• RECORDS SHOWN:
[Begin]
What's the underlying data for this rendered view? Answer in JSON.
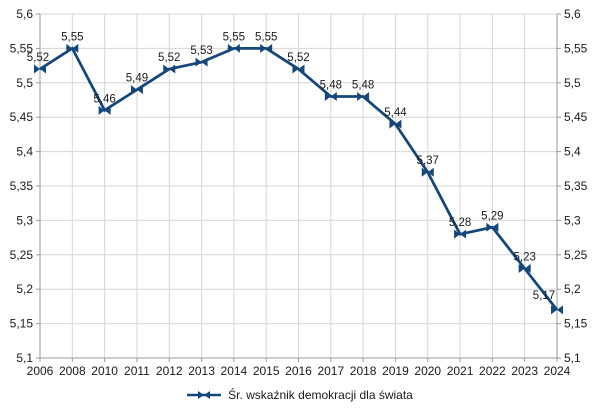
{
  "chart_data": {
    "type": "line",
    "title": "",
    "xlabel": "",
    "ylabel": "",
    "categories": [
      "2006",
      "2008",
      "2010",
      "2011",
      "2012",
      "2013",
      "2014",
      "2015",
      "2016",
      "2017",
      "2018",
      "2019",
      "2020",
      "2021",
      "2022",
      "2023",
      "2024"
    ],
    "series": [
      {
        "name": "Śr. wskaźnik demokracji dla świata",
        "values": [
          5.52,
          5.55,
          5.46,
          5.49,
          5.52,
          5.53,
          5.55,
          5.55,
          5.52,
          5.48,
          5.48,
          5.44,
          5.37,
          5.28,
          5.29,
          5.23,
          5.17
        ],
        "point_labels": [
          "5,52",
          "5,55",
          "5,46",
          "5,49",
          "5,52",
          "5,53",
          "5,55",
          "5,55",
          "5,52",
          "5,48",
          "5,48",
          "5,44",
          "5,37",
          "5,28",
          "5,29",
          "5,23",
          "5,17"
        ],
        "color": "#15477a",
        "marker": "double-arrow-bowtie"
      }
    ],
    "ylim": [
      5.1,
      5.6
    ],
    "ytick_values": [
      5.1,
      5.15,
      5.2,
      5.25,
      5.3,
      5.35,
      5.4,
      5.45,
      5.5,
      5.55,
      5.6
    ],
    "ytick_labels": [
      "5,1",
      "5,15",
      "5,2",
      "5,25",
      "5,3",
      "5,35",
      "5,4",
      "5,45",
      "5,5",
      "5,55",
      "5,6"
    ],
    "y_axis_sides": "both",
    "grid": true,
    "legend_position": "bottom",
    "colors": {
      "gridline": "#d6d6d6",
      "axis": "#9a9a9a",
      "text": "#1a1a1a",
      "background": "#ffffff"
    }
  },
  "legend": {
    "label": "Śr. wskaźnik demokracji dla świata"
  }
}
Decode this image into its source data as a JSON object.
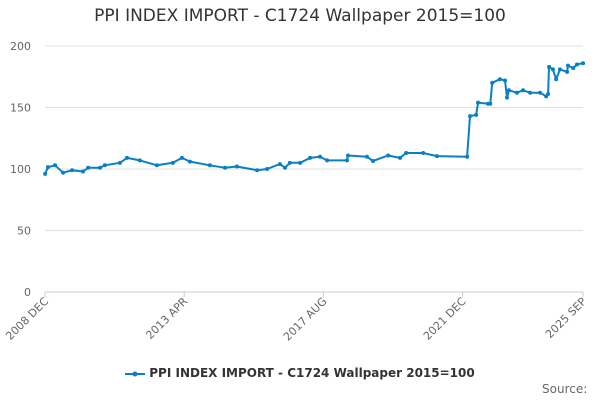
{
  "chart_data": {
    "type": "line",
    "title": "PPI INDEX IMPORT - C1724 Wallpaper 2015=100",
    "xlabel": "",
    "ylabel": "",
    "ylim": [
      0,
      200
    ],
    "xlim": [
      2008.917,
      2025.667
    ],
    "y_ticks": [
      0,
      50,
      100,
      150,
      200
    ],
    "x_ticks": [
      {
        "label": "2008 DEC",
        "value": 2008.917
      },
      {
        "label": "2013 APR",
        "value": 2013.25
      },
      {
        "label": "2017 AUG",
        "value": 2017.583
      },
      {
        "label": "2021 DEC",
        "value": 2021.917
      },
      {
        "label": "2025 SEP",
        "value": 2025.667
      }
    ],
    "grid": true,
    "legend_position": "bottom",
    "series": [
      {
        "name": "PPI INDEX IMPORT - C1724 Wallpaper 2015=100",
        "color": "#0a7fc2",
        "x": [
          2008.92,
          2009.01,
          2009.23,
          2009.48,
          2009.76,
          2010.1,
          2010.26,
          2010.63,
          2010.78,
          2011.25,
          2011.47,
          2011.87,
          2012.4,
          2012.9,
          2013.18,
          2013.43,
          2014.05,
          2014.52,
          2014.89,
          2015.52,
          2015.83,
          2016.23,
          2016.39,
          2016.54,
          2016.86,
          2017.17,
          2017.48,
          2017.7,
          2018.32,
          2018.35,
          2018.94,
          2019.13,
          2019.6,
          2019.97,
          2020.16,
          2020.69,
          2021.12,
          2022.06,
          2022.15,
          2022.34,
          2022.4,
          2022.71,
          2022.78,
          2022.84,
          2023.08,
          2023.24,
          2023.3,
          2023.36,
          2023.61,
          2023.8,
          2024.02,
          2024.33,
          2024.52,
          2024.58,
          2024.61,
          2024.73,
          2024.83,
          2024.95,
          2025.17,
          2025.2,
          2025.36,
          2025.48,
          2025.67
        ],
        "y": [
          96,
          101.5,
          103,
          97,
          99,
          98,
          101,
          101,
          103,
          105,
          109,
          107,
          103,
          105,
          109,
          106,
          103,
          101,
          102,
          99,
          100,
          104,
          101,
          105,
          105,
          109,
          110,
          107,
          107,
          111,
          110,
          106.5,
          111,
          109,
          113,
          113,
          110.5,
          110,
          143,
          144,
          154,
          153,
          153,
          170,
          173,
          172,
          158,
          164,
          162,
          164,
          162,
          162,
          159,
          161,
          183,
          181,
          173,
          181,
          179,
          184,
          182,
          185,
          186
        ]
      }
    ]
  },
  "footer": {
    "source": "Source:"
  }
}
[End]
• WHAT YOU ARE ASKED TO DO:
Note each line of the entries that has "IMPORT" in it, and copy those lines.

• SOLUTION BELOW:
    "title": "PPI INDEX IMPORT - C1724 Wallpaper 2015=100",
        "name": "PPI INDEX IMPORT - C1724 Wallpaper 2015=100",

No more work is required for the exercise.